Set task: Copy the data exactly as it appears, and do not include any pictures.

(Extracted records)

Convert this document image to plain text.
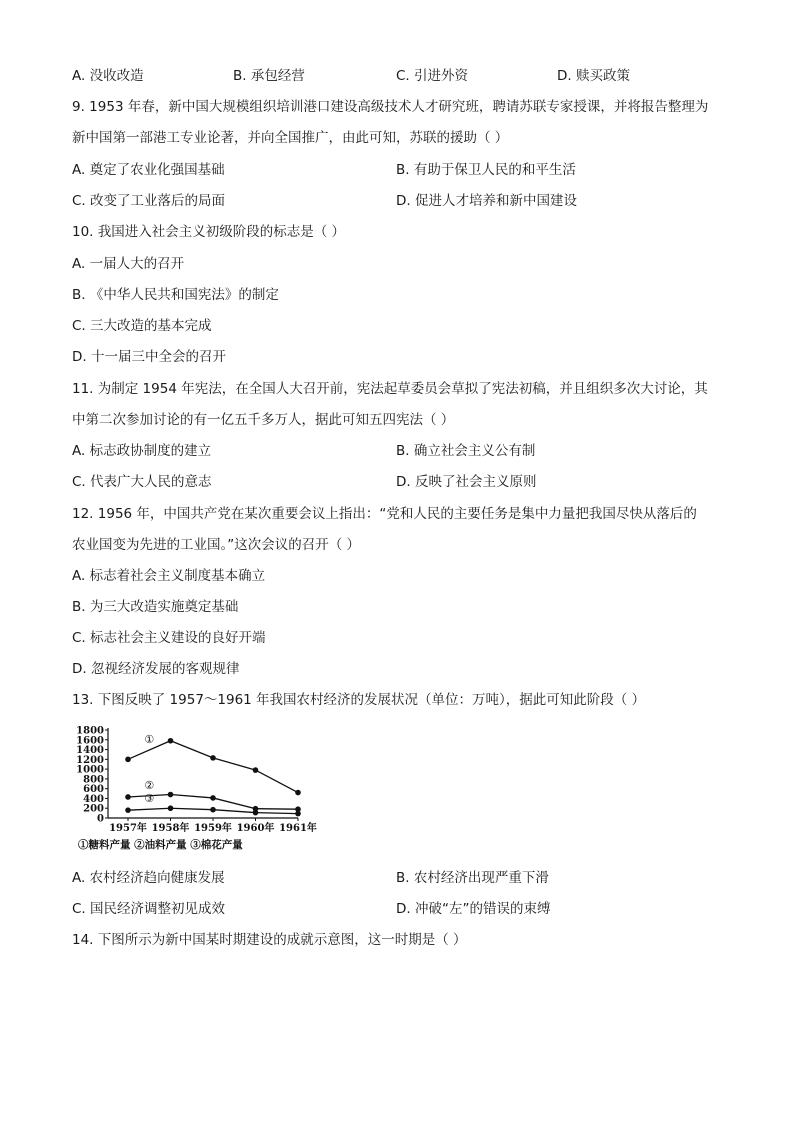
A. 没收改造	B. 承包经营	C. 引进外资	D. 赎买政策
9. 1953 年春，新中国大规模组织培训港口建设高级技术人才研究班，聘请苏联专家授课，并将报告整理为
新中国第一部港工专业论著，并向全国推广，由此可知，苏联的援助（ ）
A. 奠定了农业化强国基础	B. 有助于保卫人民的和平生活
C. 改变了工业落后的局面	D. 促进人才培养和新中国建设
10. 我国进入社会主义初级阶段的标志是（ ）
A. 一届人大的召开
B. 《中华人民共和国宪法》的制定
C. 三大改造的基本完成
D. 十一届三中全会的召开
11. 为制定 1954 年宪法，在全国人大召开前，宪法起草委员会草拟了宪法初稿，并且组织多次大讨论，其
中第二次参加讨论的有一亿五千多万人，据此可知五四宪法（ ）
A. 标志政协制度的建立	B. 确立社会主义公有制
C. 代表广大人民的意志	D. 反映了社会主义原则
12. 1956 年，中国共产党在某次重要会议上指出：“党和人民的主要任务是集中力量把我国尽快从落后的
农业国变为先进的工业国。”这次会议的召开（ ）
A. 标志着社会主义制度基本确立
B. 为三大改造实施奠定基础
C. 标志社会主义建设的良好开端
D. 忽视经济发展的客观规律
13. 下图反映了 1957～1961 年我国农村经济的发展状况（单位：万吨），据此可知此阶段（ ）
0
200
400
600
800
1000
1200
1400
1600
1800
1957年 1958年 1959年 1960年 1961年
①
②
③
①糖料产量 ②油料产量 ③棉花产量
A. 农村经济趋向健康发展	B. 农村经济出现严重下滑
C. 国民经济调整初见成效	D. 冲破“左”的错误的束缚
14. 下图所示为新中国某时期建设的成就示意图，这一时期是（ ）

Task output:
Convert this document image to plain text.
A. 没收改造	B. 承包经营	C. 引进外资	D. 赎买政策
9. 1953 年春，新中国大规模组织培训港口建设高级技术人才研究班，聘请苏联专家授课，并将报告整理为
新中国第一部港工专业论著，并向全国推广，由此可知，苏联的援助（ ）
A. 奠定了农业化强国基础	B. 有助于保卫人民的和平生活
C. 改变了工业落后的局面	D. 促进人才培养和新中国建设
10. 我国进入社会主义初级阶段的标志是（ ）
A. 一届人大的召开
B. 《中华人民共和国宪法》的制定
C. 三大改造的基本完成
D. 十一届三中全会的召开
11. 为制定 1954 年宪法，在全国人大召开前，宪法起草委员会草拟了宪法初稿，并且组织多次大讨论，其
中第二次参加讨论的有一亿五千多万人，据此可知五四宪法（ ）
A. 标志政协制度的建立	B. 确立社会主义公有制
C. 代表广大人民的意志	D. 反映了社会主义原则
12. 1956 年，中国共产党在某次重要会议上指出：“党和人民的主要任务是集中力量把我国尽快从落后的
农业国变为先进的工业国。”这次会议的召开（ ）
A. 标志着社会主义制度基本确立
B. 为三大改造实施奠定基础
C. 标志社会主义建设的良好开端
D. 忽视经济发展的客观规律
13. 下图反映了 1957～1961 年我国农村经济的发展状况（单位：万吨），据此可知此阶段（ ）
0
200
400
600
800
1000
1200
1400
1600
1800
1957年 1958年 1959年 1960年 1961年
①
②
③
①糖料产量 ②油料产量 ③棉花产量
A. 农村经济趋向健康发展	B. 农村经济出现严重下滑
C. 国民经济调整初见成效	D. 冲破“左”的错误的束缚
14. 下图所示为新中国某时期建设的成就示意图，这一时期是（ ）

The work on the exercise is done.